━━ Records for the task ━━

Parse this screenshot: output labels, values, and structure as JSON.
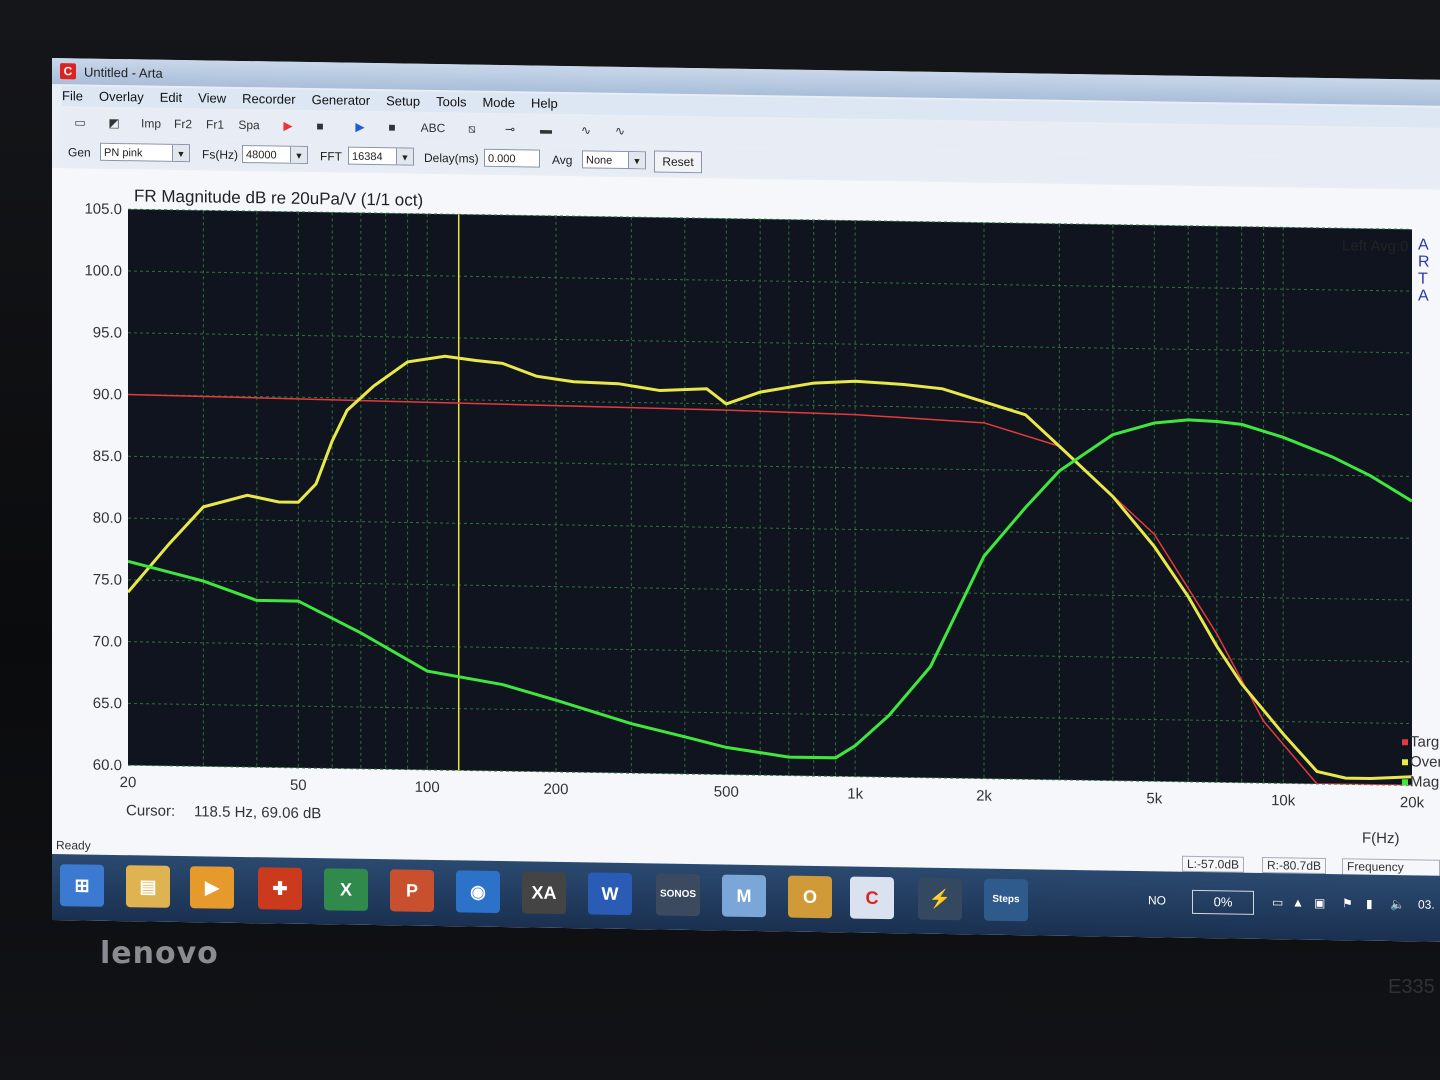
{
  "device": {
    "brand": "lenovo",
    "model": "E335"
  },
  "window": {
    "title": "Untitled - Arta",
    "app_icon": "C",
    "menus": [
      "File",
      "Overlay",
      "Edit",
      "View",
      "Recorder",
      "Generator",
      "Setup",
      "Tools",
      "Mode",
      "Help"
    ]
  },
  "toolbar": {
    "buttons": [
      {
        "name": "new-icon",
        "label": "▭"
      },
      {
        "name": "open-icon",
        "label": "◩"
      },
      {
        "name": "imp-button",
        "label": "Imp"
      },
      {
        "name": "fr2-button",
        "label": "Fr2"
      },
      {
        "name": "fr1-button",
        "label": "Fr1"
      },
      {
        "name": "spa-button",
        "label": "Spa"
      },
      {
        "name": "record-icon",
        "label": "▶"
      },
      {
        "name": "stop-icon",
        "label": "■"
      },
      {
        "name": "play-icon",
        "label": "▶"
      },
      {
        "name": "stop2-icon",
        "label": "■"
      },
      {
        "name": "abc-icon",
        "label": "ABC"
      },
      {
        "name": "cut-icon",
        "label": "⧅"
      },
      {
        "name": "cable-icon",
        "label": "⊸"
      },
      {
        "name": "card-icon",
        "label": "▬"
      },
      {
        "name": "wave-icon",
        "label": "∿"
      },
      {
        "name": "scope-icon",
        "label": "∿"
      }
    ]
  },
  "options": {
    "gen_label": "Gen",
    "gen_value": "PN pink",
    "fs_label": "Fs(Hz)",
    "fs_value": "48000",
    "fft_label": "FFT",
    "fft_value": "16384",
    "delay_label": "Delay(ms)",
    "delay_value": "0.000",
    "avg_label": "Avg",
    "avg_value": "None",
    "reset_label": "Reset"
  },
  "plot": {
    "cursor_label": "Cursor:",
    "cursor_value": "118.5 Hz, 69.06 dB",
    "channel_info": "Left  Avg:0",
    "side_brand": [
      "A",
      "R",
      "T",
      "A"
    ],
    "xunit": "F(Hz)",
    "legend": [
      {
        "text": "Targ",
        "color": "#e23b3b"
      },
      {
        "text": "Over",
        "color": "#e8e84a"
      },
      {
        "text": "Magi",
        "color": "#3ee63e"
      }
    ]
  },
  "chart_data": {
    "type": "line",
    "title": "FR Magnitude dB re 20uPa/V (1/1 oct)",
    "xlabel": "F(Hz)",
    "ylabel": "",
    "xscale": "log",
    "xlim": [
      20,
      20000
    ],
    "ylim": [
      60,
      105
    ],
    "xticks": [
      {
        "v": 20,
        "t": "20"
      },
      {
        "v": 50,
        "t": "50"
      },
      {
        "v": 100,
        "t": "100"
      },
      {
        "v": 200,
        "t": "200"
      },
      {
        "v": 500,
        "t": "500"
      },
      {
        "v": 1000,
        "t": "1k"
      },
      {
        "v": 2000,
        "t": "2k"
      },
      {
        "v": 5000,
        "t": "5k"
      },
      {
        "v": 10000,
        "t": "10k"
      },
      {
        "v": 20000,
        "t": "20k"
      }
    ],
    "yticks": [
      "105.0",
      "100.0",
      "95.0",
      "90.0",
      "85.0",
      "80.0",
      "75.0",
      "70.0",
      "65.0",
      "60.0"
    ],
    "cursor_x": 118.5,
    "colors": {
      "background": "#10141f",
      "grid": "#2f6f3a",
      "cursor": "#e8e83a"
    },
    "series": [
      {
        "color": "#e23b3b",
        "x": [
          20,
          500,
          1000,
          2000,
          3000,
          5000,
          7000,
          9000,
          12000,
          20000
        ],
        "y": [
          90,
          89.5,
          89.3,
          88.8,
          87,
          80,
          72,
          65,
          60,
          60
        ]
      },
      {
        "color": "#e8e84a",
        "x": [
          20,
          25,
          30,
          38,
          45,
          50,
          55,
          60,
          65,
          75,
          90,
          110,
          130,
          150,
          180,
          220,
          280,
          350,
          450,
          500,
          600,
          800,
          1000,
          1300,
          1600,
          2000,
          2500,
          3000,
          4000,
          5000,
          6000,
          7000,
          8000,
          10000,
          12000,
          14000,
          16000,
          20000
        ],
        "y": [
          74,
          78,
          81,
          82,
          81.5,
          81.5,
          83,
          86.5,
          89,
          91,
          93,
          93.5,
          93.2,
          93,
          92,
          91.6,
          91.5,
          91,
          91.2,
          90,
          91,
          91.8,
          92,
          91.8,
          91.5,
          90.5,
          89.5,
          87,
          83,
          79,
          75,
          71,
          68,
          64,
          61,
          60.5,
          60.5,
          60.7
        ]
      },
      {
        "color": "#3ee63e",
        "x": [
          20,
          30,
          40,
          50,
          70,
          100,
          150,
          200,
          300,
          400,
          500,
          700,
          900,
          1000,
          1200,
          1500,
          2000,
          2500,
          3000,
          4000,
          5000,
          6000,
          7000,
          8000,
          10000,
          13000,
          16000,
          20000
        ],
        "y": [
          76.5,
          75,
          73.5,
          73.5,
          71,
          68,
          67,
          65.8,
          64,
          63,
          62.2,
          61.5,
          61.5,
          62.5,
          65,
          69,
          78,
          82,
          85,
          88,
          89,
          89.3,
          89.2,
          89,
          88,
          86.5,
          85,
          83
        ]
      }
    ]
  },
  "status": {
    "ready": "Ready",
    "left_level": "L:-57.0dB",
    "right_level": "R:-80.7dB",
    "mode": "Frequency respo"
  },
  "taskbar": {
    "apps": [
      {
        "name": "start-orb-icon",
        "label": "⊞",
        "color": "#3b7ad0"
      },
      {
        "name": "explorer-icon",
        "label": "▤",
        "color": "#e0b352"
      },
      {
        "name": "media-player-icon",
        "label": "▶",
        "color": "#e69a2b"
      },
      {
        "name": "app-red-icon",
        "label": "✚",
        "color": "#cc3a1e"
      },
      {
        "name": "excel-icon",
        "label": "X",
        "color": "#2f8a4b"
      },
      {
        "name": "powerpoint-icon",
        "label": "P",
        "color": "#c8502e"
      },
      {
        "name": "wmp-icon",
        "label": "◉",
        "color": "#2d72c9"
      },
      {
        "name": "xa-icon",
        "label": "XA",
        "color": "#444"
      },
      {
        "name": "word-icon",
        "label": "W",
        "color": "#2b5cb5"
      },
      {
        "name": "sonos-icon",
        "label": "SONOS",
        "color": "#3b4a5e"
      },
      {
        "name": "m-icon",
        "label": "M",
        "color": "#7aa6d8"
      },
      {
        "name": "outlook-icon",
        "label": "O",
        "color": "#d09a38"
      },
      {
        "name": "arta-icon",
        "label": "C",
        "color": "#d9e2ee"
      },
      {
        "name": "bolt-icon",
        "label": "⚡",
        "color": "#34485f"
      },
      {
        "name": "steps-icon",
        "label": "Steps",
        "color": "#2f5a8c"
      }
    ],
    "lang": "NO",
    "battery": "0%",
    "clock": "03."
  }
}
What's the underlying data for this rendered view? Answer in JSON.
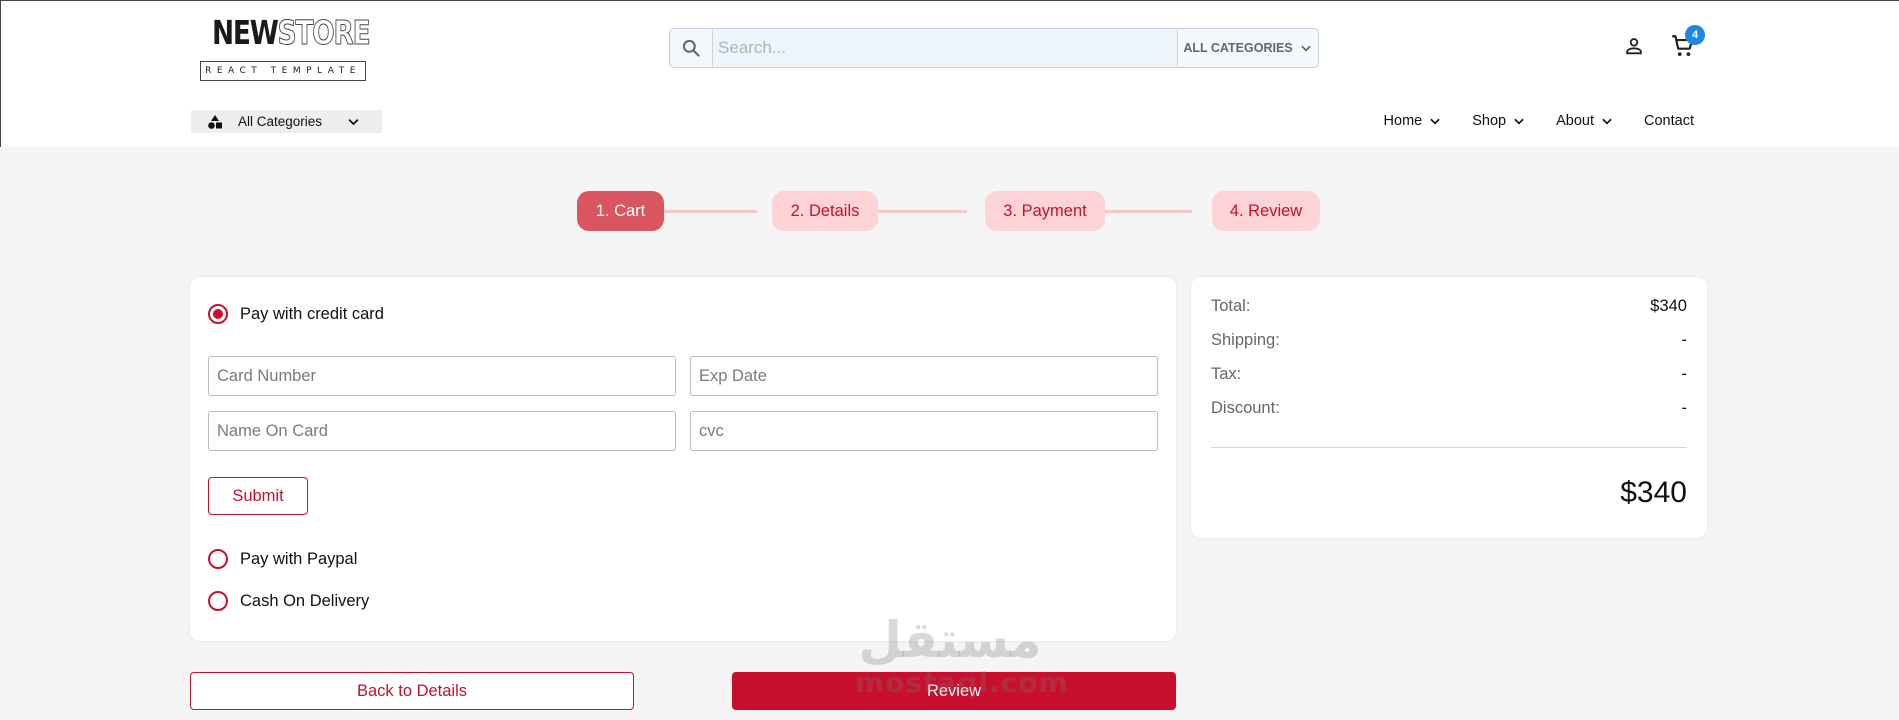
{
  "header": {
    "logo": {
      "word1": "NEW",
      "word2": "STORE",
      "tagline": "REACT TEMPLATE"
    },
    "search": {
      "placeholder": "Search...",
      "category_label": "ALL CATEGORIES"
    },
    "cart_count": "4",
    "icons": {
      "search": "search-icon",
      "user": "user-icon",
      "cart": "cart-icon"
    }
  },
  "subheader": {
    "all_categories_label": "All Categories",
    "nav": [
      {
        "label": "Home",
        "has_dropdown": true
      },
      {
        "label": "Shop",
        "has_dropdown": true
      },
      {
        "label": "About",
        "has_dropdown": true
      },
      {
        "label": "Contact",
        "has_dropdown": false
      }
    ]
  },
  "stepper": {
    "steps": [
      "1. Cart",
      "2. Details",
      "3. Payment",
      "4. Review"
    ],
    "active_index": 0
  },
  "payment": {
    "options": [
      {
        "label": "Pay with credit card",
        "checked": true
      },
      {
        "label": "Pay with Paypal",
        "checked": false
      },
      {
        "label": "Cash On Delivery",
        "checked": false
      }
    ],
    "fields": {
      "card_number": "Card Number",
      "exp_date": "Exp Date",
      "name_on_card": "Name On Card",
      "cvc": "cvc"
    },
    "submit_label": "Submit"
  },
  "summary": {
    "rows": [
      {
        "label": "Total:",
        "value": "$340"
      },
      {
        "label": "Shipping:",
        "value": "-"
      },
      {
        "label": "Tax:",
        "value": "-"
      },
      {
        "label": "Discount:",
        "value": "-"
      }
    ],
    "grand_total": "$340"
  },
  "actions": {
    "back_label": "Back to Details",
    "review_label": "Review"
  },
  "watermark": {
    "arabic": "مستقل",
    "latin": "mostaql.com"
  },
  "colors": {
    "accent": "#c8102e",
    "accent_light": "#fdd3d6",
    "active_step": "#d9555f",
    "badge": "#1e88e5",
    "page_bg": "#f5f5f5"
  }
}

━━━

Pull out every line in the data above that has the word "with".

Solution to the exercise.
        "label": "Pay with credit card",
        "label": "Pay with Paypal",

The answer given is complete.